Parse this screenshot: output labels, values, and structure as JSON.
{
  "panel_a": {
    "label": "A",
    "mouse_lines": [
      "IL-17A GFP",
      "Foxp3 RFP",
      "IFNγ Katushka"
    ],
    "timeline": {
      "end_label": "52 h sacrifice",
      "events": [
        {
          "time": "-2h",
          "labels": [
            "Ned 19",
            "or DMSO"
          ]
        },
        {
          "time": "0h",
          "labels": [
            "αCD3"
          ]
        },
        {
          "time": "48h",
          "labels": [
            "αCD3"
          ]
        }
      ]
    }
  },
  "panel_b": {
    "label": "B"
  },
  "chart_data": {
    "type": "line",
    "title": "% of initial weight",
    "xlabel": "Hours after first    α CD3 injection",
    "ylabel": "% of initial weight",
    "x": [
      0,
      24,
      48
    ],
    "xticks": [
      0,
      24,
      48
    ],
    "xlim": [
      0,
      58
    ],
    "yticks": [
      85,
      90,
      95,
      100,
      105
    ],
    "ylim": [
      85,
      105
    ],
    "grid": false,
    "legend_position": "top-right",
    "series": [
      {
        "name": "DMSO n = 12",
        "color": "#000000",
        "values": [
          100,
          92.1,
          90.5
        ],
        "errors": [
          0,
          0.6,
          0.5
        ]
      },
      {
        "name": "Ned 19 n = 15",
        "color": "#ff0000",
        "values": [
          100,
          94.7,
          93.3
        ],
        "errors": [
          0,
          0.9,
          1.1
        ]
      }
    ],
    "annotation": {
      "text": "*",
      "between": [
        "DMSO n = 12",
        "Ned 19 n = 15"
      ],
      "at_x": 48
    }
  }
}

* [Given problem] Please repeat the listing exactly, with nothing left out.

* [Output of the exercise]
Parse this screenshot: output labels, values, and structure as JSON.
{
  "panel_a": {
    "label": "A",
    "mouse_lines": [
      "IL-17A GFP",
      "Foxp3 RFP",
      "IFNγ Katushka"
    ],
    "timeline": {
      "end_label": "52 h sacrifice",
      "events": [
        {
          "time": "-2h",
          "labels": [
            "Ned 19",
            "or DMSO"
          ]
        },
        {
          "time": "0h",
          "labels": [
            "αCD3"
          ]
        },
        {
          "time": "48h",
          "labels": [
            "αCD3"
          ]
        }
      ]
    }
  },
  "panel_b": {
    "label": "B"
  },
  "chart_data": {
    "type": "line",
    "title": "% of initial weight",
    "xlabel": "Hours after first    α CD3 injection",
    "ylabel": "% of initial weight",
    "x": [
      0,
      24,
      48
    ],
    "xticks": [
      0,
      24,
      48
    ],
    "xlim": [
      0,
      58
    ],
    "yticks": [
      85,
      90,
      95,
      100,
      105
    ],
    "ylim": [
      85,
      105
    ],
    "grid": false,
    "legend_position": "top-right",
    "series": [
      {
        "name": "DMSO n = 12",
        "color": "#000000",
        "values": [
          100,
          92.1,
          90.5
        ],
        "errors": [
          0,
          0.6,
          0.5
        ]
      },
      {
        "name": "Ned 19 n = 15",
        "color": "#ff0000",
        "values": [
          100,
          94.7,
          93.3
        ],
        "errors": [
          0,
          0.9,
          1.1
        ]
      }
    ],
    "annotation": {
      "text": "*",
      "between": [
        "DMSO n = 12",
        "Ned 19 n = 15"
      ],
      "at_x": 48
    }
  }
}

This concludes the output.